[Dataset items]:
[START]

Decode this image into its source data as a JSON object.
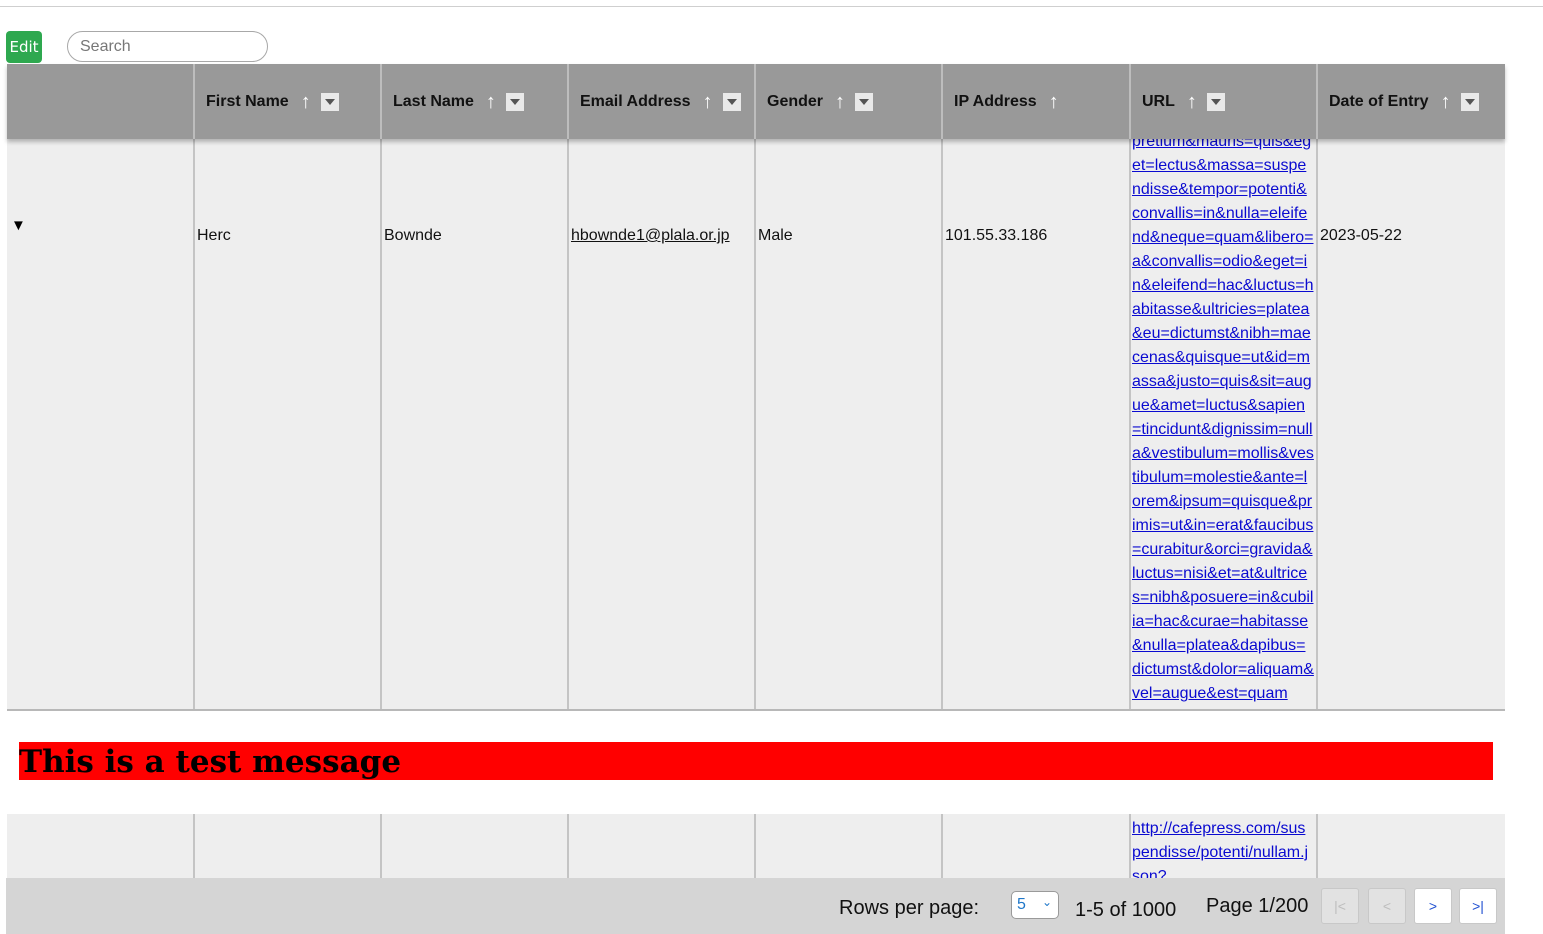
{
  "toolbar": {
    "edit_label": "Edit",
    "search_placeholder": "Search",
    "edit_color": "#2ea84f"
  },
  "columns": [
    {
      "label": "",
      "sortable": false,
      "filterable": false
    },
    {
      "label": "First Name",
      "sort_icon": "↑",
      "filterable": true
    },
    {
      "label": "Last Name",
      "sort_icon": "↑",
      "filterable": true
    },
    {
      "label": "Email Address",
      "sort_icon": "↑",
      "filterable": true
    },
    {
      "label": "Gender",
      "sort_icon": "↑",
      "filterable": true
    },
    {
      "label": "IP Address",
      "sort_icon": "↑",
      "filterable": false
    },
    {
      "label": "URL",
      "sort_icon": "↑",
      "filterable": true
    },
    {
      "label": "Date of Entry",
      "sort_icon": "↑",
      "filterable": true
    }
  ],
  "rows": [
    {
      "expander": "▼",
      "first_name": "Herc",
      "last_name": "Bownde",
      "email": "hbownde1@plala.or.jp",
      "gender": "Male",
      "ip": "101.55.33.186",
      "url_visible": "pretium&mauris=quis&eget=lectus&massa=suspendisse&tempor=potenti&convallis=in&nulla=eleifend&neque=quam&libero=a&convallis=odio&eget=in&eleifend=hac&luctus=habitasse&ultricies=platea&eu=dictumst&nibh=maecenas&quisque=ut&id=massa&justo=quis&sit=augue&amet=luctus&sapien=tincidunt&dignissim=nulla&vestibulum=mollis&vestibulum=molestie&ante=lorem&ipsum=quisque&primis=ut&in=erat&faucibus=curabitur&orci=gravida&luctus=nisi&et=at&ultrices=nibh&posuere=in&cubilia=hac&curae=habitasse&nulla=platea&dapibus=dictumst&dolor=aliquam&vel=augue&est=quam",
      "date": "2023-05-22"
    },
    {
      "url_visible": "http://cafepress.com/suspendisse/potenti/nullam.json?"
    }
  ],
  "banner": {
    "message": "This is a test message",
    "color": "#ff0000"
  },
  "pagination": {
    "rows_per_page_label": "Rows per page:",
    "rows_per_page_value": "5",
    "range_text": "1-5 of 1000",
    "page_text": "Page 1/200",
    "first_label": "|<",
    "prev_label": "<",
    "next_label": ">",
    "last_label": ">|"
  }
}
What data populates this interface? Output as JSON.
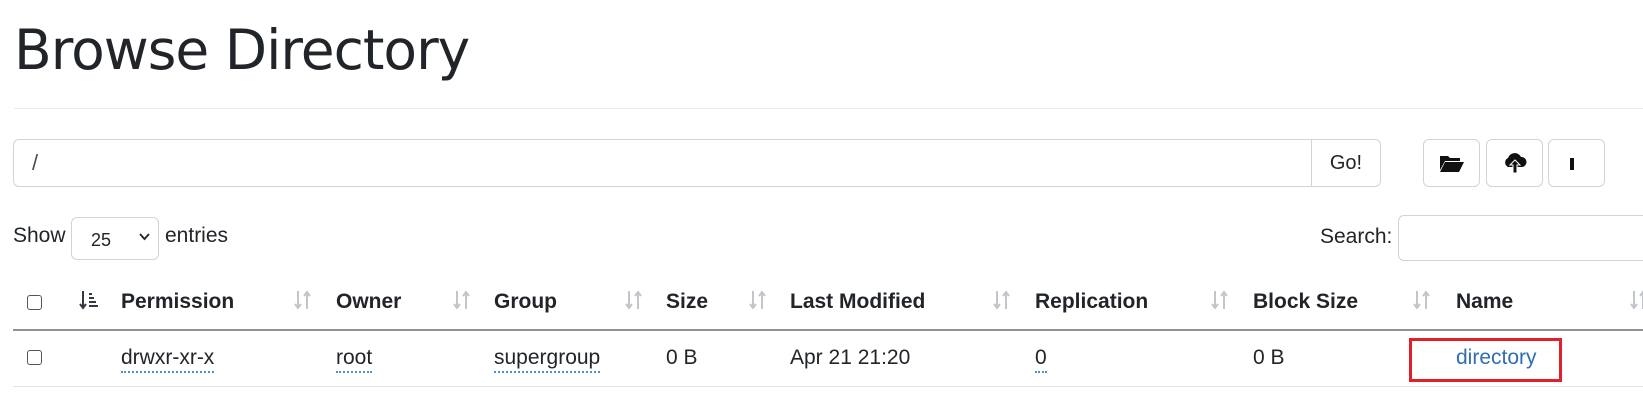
{
  "page": {
    "title": "Browse Directory"
  },
  "path_bar": {
    "value": "/",
    "go_label": "Go!"
  },
  "toolbar": {
    "buttons": [
      {
        "icon": "folder-open-icon"
      },
      {
        "icon": "cloud-upload-icon"
      },
      {
        "icon": "partial-button-icon"
      }
    ]
  },
  "length_control": {
    "show_label": "Show",
    "selected": "25",
    "entries_label": "entries"
  },
  "search": {
    "label": "Search:",
    "value": ""
  },
  "table": {
    "columns": [
      "Permission",
      "Owner",
      "Group",
      "Size",
      "Last Modified",
      "Replication",
      "Block Size",
      "Name"
    ],
    "rows": [
      {
        "permission": "drwxr-xr-x",
        "owner": "root",
        "group": "supergroup",
        "size": "0 B",
        "last_modified": "Apr 21 21:20",
        "replication": "0",
        "block_size": "0 B",
        "name": "directory"
      }
    ]
  },
  "colors": {
    "link": "#2f6fb1",
    "highlight_border": "#e0202a",
    "border": "#ced4da"
  }
}
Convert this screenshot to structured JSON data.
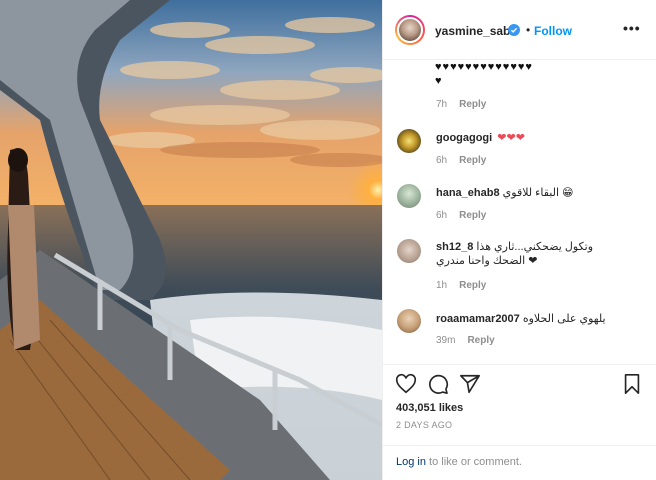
{
  "post": {
    "username": "yasmine_sabri",
    "separator": "•",
    "follow_label": "Follow",
    "more_label": "•••"
  },
  "comments": [
    {
      "text_line1": "♥♥♥♥♥♥♥♥♥♥♥♥♥",
      "text_line2": "♥",
      "time": "7h",
      "reply": "Reply"
    },
    {
      "username": "googagogi",
      "text": "❤❤❤",
      "time": "6h",
      "reply": "Reply"
    },
    {
      "username": "hana_ehab8",
      "text": "البقاء للاقوي 😁",
      "time": "6h",
      "reply": "Reply"
    },
    {
      "username": "sh12_8",
      "text_line1": "وتكول يضحكني...ثاري هذا",
      "text_line2": "الضحك واحنا مندري ❤",
      "time": "1h",
      "reply": "Reply"
    },
    {
      "username": "roaamamar2007",
      "text": "يلهوي على الحلاوه",
      "time": "39m",
      "reply": "Reply"
    }
  ],
  "actions": {
    "likes": "403,051 likes",
    "date": "2 DAYS AGO"
  },
  "login": {
    "link": "Log in",
    "rest": " to like or comment."
  },
  "colors": {
    "accent": "#0095f6",
    "heart_red": "#ed4956"
  }
}
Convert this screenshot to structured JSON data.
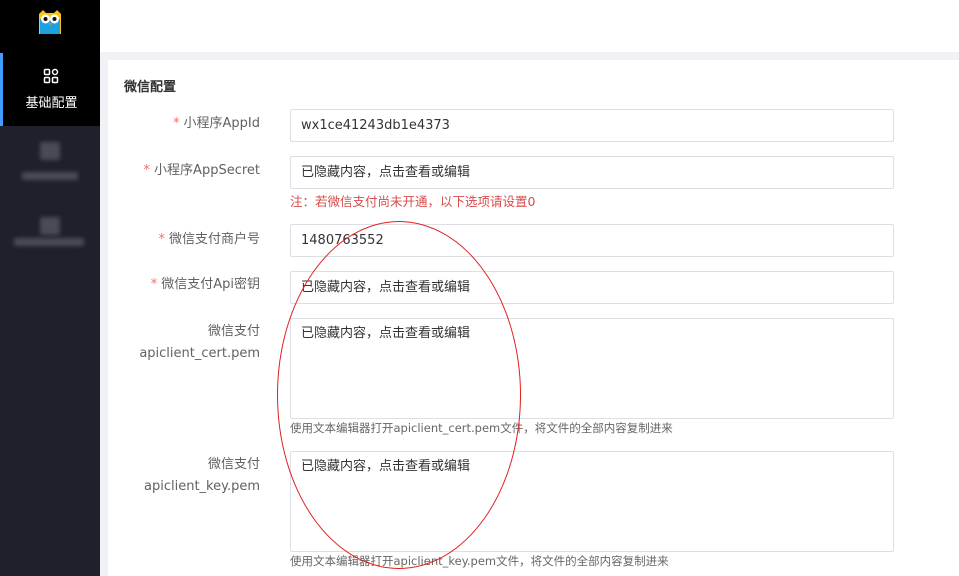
{
  "sidebar": {
    "logo_icon": "owl-logo-icon",
    "active_item": {
      "label": "基础配置",
      "icon": "grid-icon"
    },
    "blurred_items": [
      "",
      ""
    ]
  },
  "panel": {
    "title": "微信配置",
    "fields": {
      "appid": {
        "label": "小程序AppId",
        "required": "*",
        "value": "wx1ce41243db1e4373"
      },
      "appsecret": {
        "label": "小程序AppSecret",
        "required": "*",
        "value": "已隐藏内容，点击查看或编辑"
      },
      "mchid": {
        "label": "微信支付商户号",
        "required": "*",
        "value": "1480763552"
      },
      "apikey": {
        "label": "微信支付Api密钥",
        "required": "*",
        "value": "已隐藏内容，点击查看或编辑"
      },
      "cert": {
        "label_line1": "微信支付",
        "label_line2": "apiclient_cert.pem",
        "value": "已隐藏内容，点击查看或编辑",
        "hint": "使用文本编辑器打开apiclient_cert.pem文件，将文件的全部内容复制进来"
      },
      "key": {
        "label_line1": "微信支付",
        "label_line2": "apiclient_key.pem",
        "value": "已隐藏内容，点击查看或编辑",
        "hint": "使用文本编辑器打开apiclient_key.pem文件，将文件的全部内容复制进来"
      }
    },
    "warning": "注：若微信支付尚未开通，以下选项请设置0"
  },
  "colors": {
    "accent": "#409eff",
    "required": "#f56c6c",
    "warning": "#d94b4b",
    "annotation": "#e02020"
  }
}
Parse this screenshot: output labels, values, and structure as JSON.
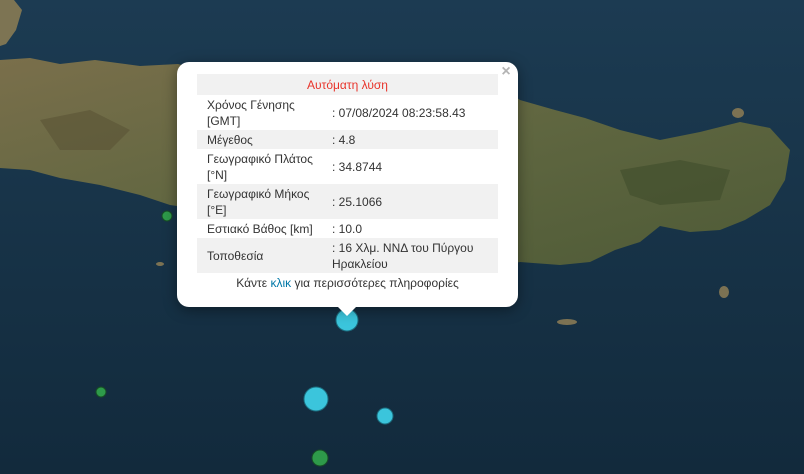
{
  "popup": {
    "header": "Αυτόματη λύση",
    "close_symbol": "×",
    "rows": [
      {
        "label": "Χρόνος Γένησης [GMT]",
        "value": ": 07/08/2024 08:23:58.43"
      },
      {
        "label": "Μέγεθος",
        "value": ": 4.8"
      },
      {
        "label": "Γεωγραφικό Πλάτος [°N]",
        "value": ": 34.8744"
      },
      {
        "label": "Γεωγραφικό Μήκος [°E]",
        "value": ": 25.1066"
      },
      {
        "label": "Εστιακό Βάθος [km]",
        "value": ": 10.0"
      },
      {
        "label": "Τοποθεσία",
        "value": ": 16 Χλμ. ΝΝΔ του Πύργου Ηρακλείου"
      }
    ],
    "more_prefix": "Κάντε ",
    "more_link": "κλικ",
    "more_suffix": " για περισσότερες πληροφορίες"
  },
  "colors": {
    "sea": "#1d3a4f",
    "land": "#6e6a46",
    "marker_cyan": "#3bc5dc",
    "marker_green": "#2e9a4a",
    "header_red": "#e8342b",
    "link_blue": "#0078a8"
  },
  "markers": [
    {
      "type": "earthquake",
      "color": "cyan",
      "size": "large",
      "selected": true
    },
    {
      "type": "earthquake",
      "color": "cyan",
      "size": "large"
    },
    {
      "type": "earthquake",
      "color": "cyan",
      "size": "small"
    },
    {
      "type": "earthquake",
      "color": "green",
      "size": "small"
    },
    {
      "type": "earthquake",
      "color": "green",
      "size": "small"
    },
    {
      "type": "earthquake",
      "color": "green",
      "size": "small"
    }
  ]
}
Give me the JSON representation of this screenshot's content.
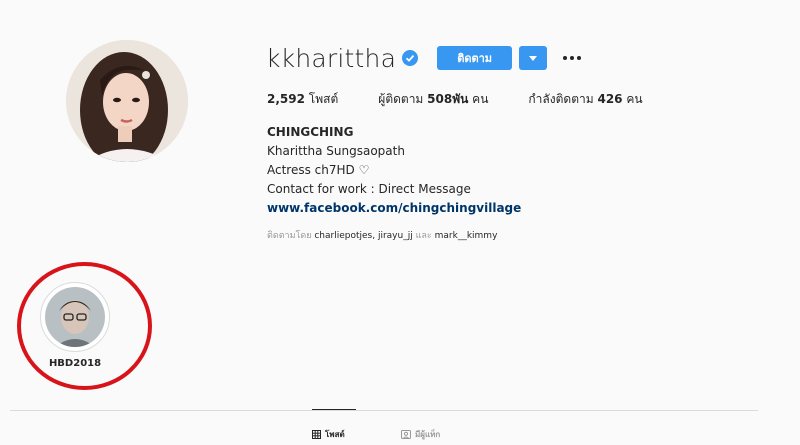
{
  "profile": {
    "username": "kkharittha",
    "verified": true,
    "follow_label": "ติดตาม",
    "stats": {
      "posts_value": "2,592",
      "posts_label": "โพสต์",
      "followers_label": "ผู้ติดตาม",
      "followers_value": "508พัน",
      "followers_unit": "คน",
      "following_label": "กำลังติดตาม",
      "following_value": "426",
      "following_unit": "คน"
    },
    "bio": {
      "display_name": "CHINGCHING",
      "full_name": "Kharittha Sungsaopath",
      "line1": "Actress ch7HD ♡",
      "line2": "Contact for work : Direct Message",
      "link": "www.facebook.com/chingchingvillage"
    },
    "followed_by": {
      "prefix": "ติดตามโดย",
      "users": "charliepotjes, jirayu_jj",
      "conjunction": "และ",
      "last_user": "mark__kimmy"
    }
  },
  "highlights": [
    {
      "label": "HBD2018"
    }
  ],
  "tabs": {
    "posts": "โพสต์",
    "tagged": "มีผู้แท็ก"
  },
  "colors": {
    "accent": "#3897f0",
    "annotation": "#d8141b",
    "link": "#003569",
    "background": "#fafafa"
  },
  "icons": {
    "verified": "verified-badge-icon",
    "more": "more-options-icon",
    "posts_tab": "grid-icon",
    "tagged_tab": "tagged-photo-icon"
  }
}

[END]

[REQUIRED WORK]: Beginning at the line that contains "Give me the", give the remaining lines of the records again exactly, through the last one. Leave out pictures.

[RESPONSE TO THE TASK]:
Give me the JSON representation of this screenshot's content.
{
  "profile": {
    "username": "kkharittha",
    "verified": true,
    "follow_label": "ติดตาม",
    "stats": {
      "posts_value": "2,592",
      "posts_label": "โพสต์",
      "followers_label": "ผู้ติดตาม",
      "followers_value": "508พัน",
      "followers_unit": "คน",
      "following_label": "กำลังติดตาม",
      "following_value": "426",
      "following_unit": "คน"
    },
    "bio": {
      "display_name": "CHINGCHING",
      "full_name": "Kharittha Sungsaopath",
      "line1": "Actress ch7HD ♡",
      "line2": "Contact for work : Direct Message",
      "link": "www.facebook.com/chingchingvillage"
    },
    "followed_by": {
      "prefix": "ติดตามโดย",
      "users": "charliepotjes, jirayu_jj",
      "conjunction": "และ",
      "last_user": "mark__kimmy"
    }
  },
  "highlights": [
    {
      "label": "HBD2018"
    }
  ],
  "tabs": {
    "posts": "โพสต์",
    "tagged": "มีผู้แท็ก"
  },
  "colors": {
    "accent": "#3897f0",
    "annotation": "#d8141b",
    "link": "#003569",
    "background": "#fafafa"
  },
  "icons": {
    "verified": "verified-badge-icon",
    "more": "more-options-icon",
    "posts_tab": "grid-icon",
    "tagged_tab": "tagged-photo-icon"
  }
}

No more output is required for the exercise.